- [Exercise task]: Find the lines that include the string "dopo" and report how many there are. Give no other text.

- [Dataset items]:
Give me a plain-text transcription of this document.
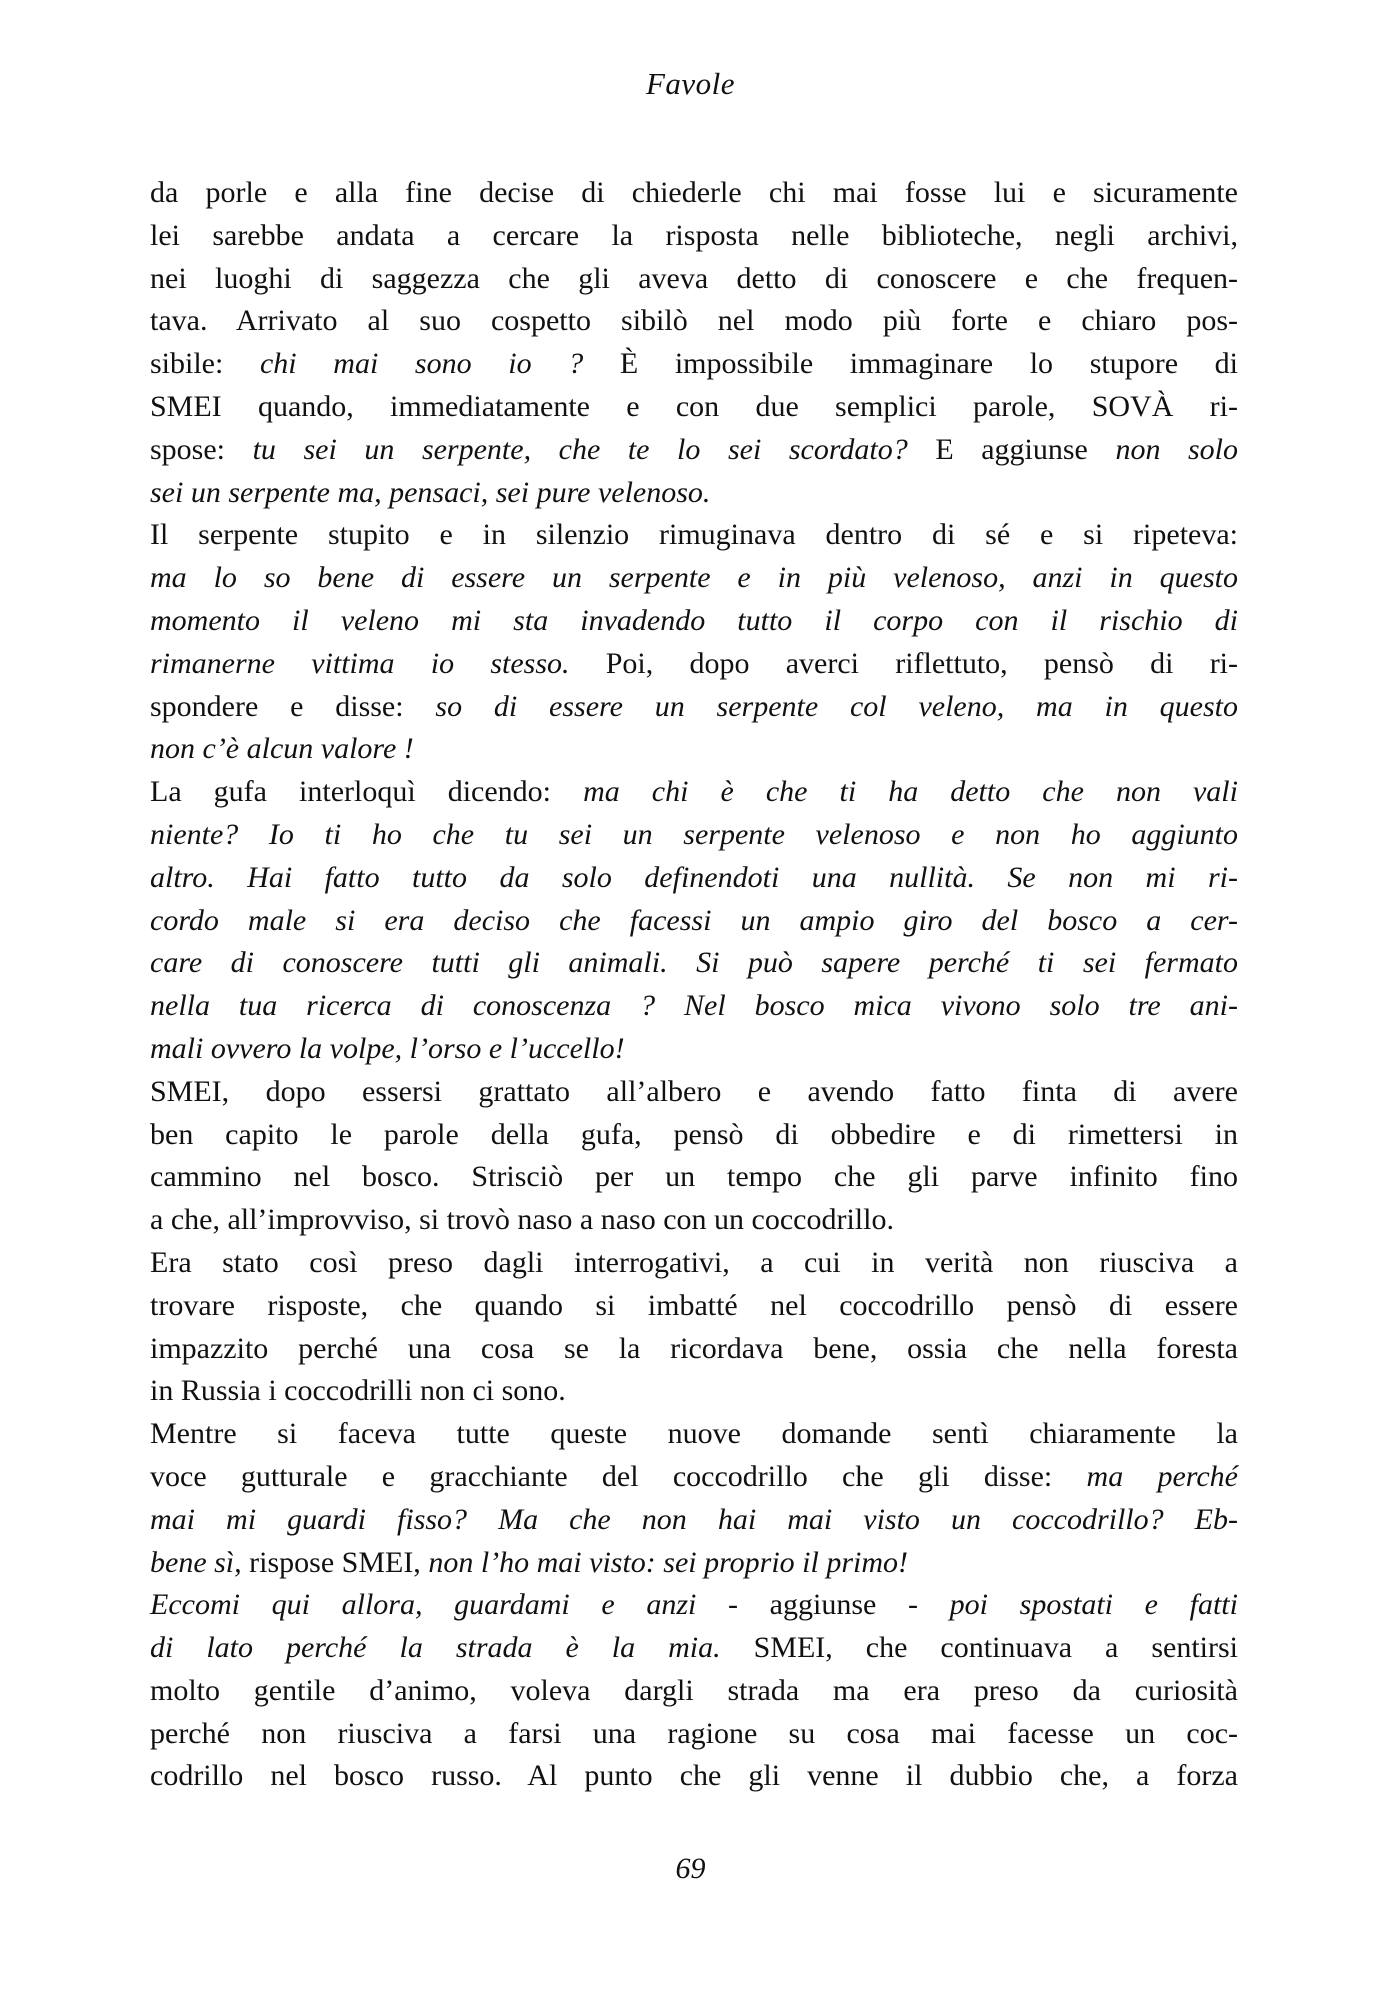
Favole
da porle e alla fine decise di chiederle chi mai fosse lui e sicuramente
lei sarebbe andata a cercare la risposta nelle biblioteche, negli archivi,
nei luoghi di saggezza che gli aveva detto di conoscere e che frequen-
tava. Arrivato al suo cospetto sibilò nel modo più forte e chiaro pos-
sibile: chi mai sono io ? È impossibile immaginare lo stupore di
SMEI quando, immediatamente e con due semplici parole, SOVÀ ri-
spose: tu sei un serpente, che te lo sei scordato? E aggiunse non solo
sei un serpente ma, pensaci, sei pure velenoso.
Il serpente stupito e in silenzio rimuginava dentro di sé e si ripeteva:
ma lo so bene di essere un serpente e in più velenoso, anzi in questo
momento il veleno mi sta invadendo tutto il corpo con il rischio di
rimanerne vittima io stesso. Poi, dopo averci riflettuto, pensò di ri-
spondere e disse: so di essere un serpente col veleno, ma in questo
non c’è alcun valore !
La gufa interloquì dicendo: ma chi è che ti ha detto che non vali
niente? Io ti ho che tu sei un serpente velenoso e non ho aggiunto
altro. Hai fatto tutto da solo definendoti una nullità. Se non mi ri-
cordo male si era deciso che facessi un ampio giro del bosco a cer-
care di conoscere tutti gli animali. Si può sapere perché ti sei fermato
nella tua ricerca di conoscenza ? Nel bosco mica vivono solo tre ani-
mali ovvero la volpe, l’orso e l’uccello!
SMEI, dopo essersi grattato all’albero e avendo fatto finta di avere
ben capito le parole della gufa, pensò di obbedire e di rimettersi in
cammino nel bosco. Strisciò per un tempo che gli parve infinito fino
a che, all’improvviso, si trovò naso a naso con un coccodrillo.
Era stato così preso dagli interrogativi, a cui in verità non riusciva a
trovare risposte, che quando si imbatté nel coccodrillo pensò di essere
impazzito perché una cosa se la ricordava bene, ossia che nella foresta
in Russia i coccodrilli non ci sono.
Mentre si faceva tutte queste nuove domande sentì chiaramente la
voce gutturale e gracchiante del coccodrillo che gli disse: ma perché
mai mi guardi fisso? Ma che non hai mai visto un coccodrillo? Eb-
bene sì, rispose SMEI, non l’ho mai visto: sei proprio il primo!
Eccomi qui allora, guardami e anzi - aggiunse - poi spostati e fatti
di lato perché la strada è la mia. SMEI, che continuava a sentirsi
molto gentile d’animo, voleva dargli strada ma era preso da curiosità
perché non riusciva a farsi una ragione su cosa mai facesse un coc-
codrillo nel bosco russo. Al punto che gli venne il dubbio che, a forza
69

---

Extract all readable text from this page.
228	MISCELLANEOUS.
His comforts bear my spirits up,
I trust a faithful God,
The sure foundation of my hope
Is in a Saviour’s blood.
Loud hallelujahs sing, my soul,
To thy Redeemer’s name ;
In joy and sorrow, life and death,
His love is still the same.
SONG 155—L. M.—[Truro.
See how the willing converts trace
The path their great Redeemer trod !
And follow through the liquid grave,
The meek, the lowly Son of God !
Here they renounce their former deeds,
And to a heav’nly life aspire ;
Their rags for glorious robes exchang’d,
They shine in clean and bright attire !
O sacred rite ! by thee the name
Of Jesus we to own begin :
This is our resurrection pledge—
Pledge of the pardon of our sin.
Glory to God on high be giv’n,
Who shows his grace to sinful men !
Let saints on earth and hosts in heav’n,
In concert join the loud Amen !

---

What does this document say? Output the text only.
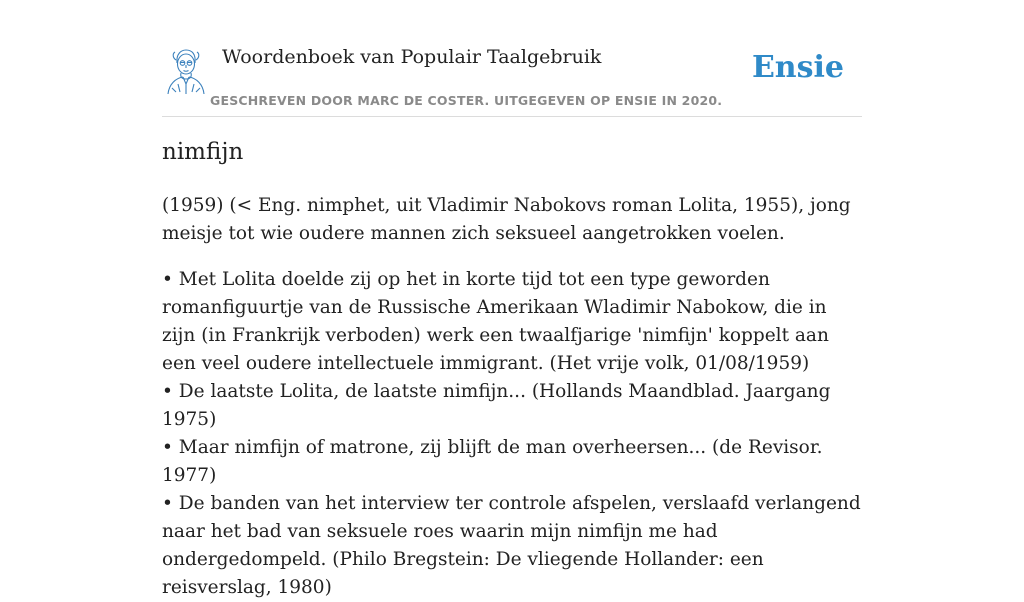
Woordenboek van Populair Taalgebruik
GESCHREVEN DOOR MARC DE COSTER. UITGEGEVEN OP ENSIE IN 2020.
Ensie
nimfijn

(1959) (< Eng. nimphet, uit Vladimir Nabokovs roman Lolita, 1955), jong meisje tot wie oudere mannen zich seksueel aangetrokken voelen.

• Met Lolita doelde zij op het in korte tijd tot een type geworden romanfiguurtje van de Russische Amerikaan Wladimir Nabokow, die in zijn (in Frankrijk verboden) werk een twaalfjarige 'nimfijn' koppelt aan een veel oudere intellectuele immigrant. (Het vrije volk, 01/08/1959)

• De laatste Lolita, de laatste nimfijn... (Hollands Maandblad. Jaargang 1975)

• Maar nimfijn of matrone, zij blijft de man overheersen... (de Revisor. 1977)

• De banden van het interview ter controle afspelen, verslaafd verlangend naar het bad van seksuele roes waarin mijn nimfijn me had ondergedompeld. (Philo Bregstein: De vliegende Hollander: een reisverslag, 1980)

- [Written reply]: 2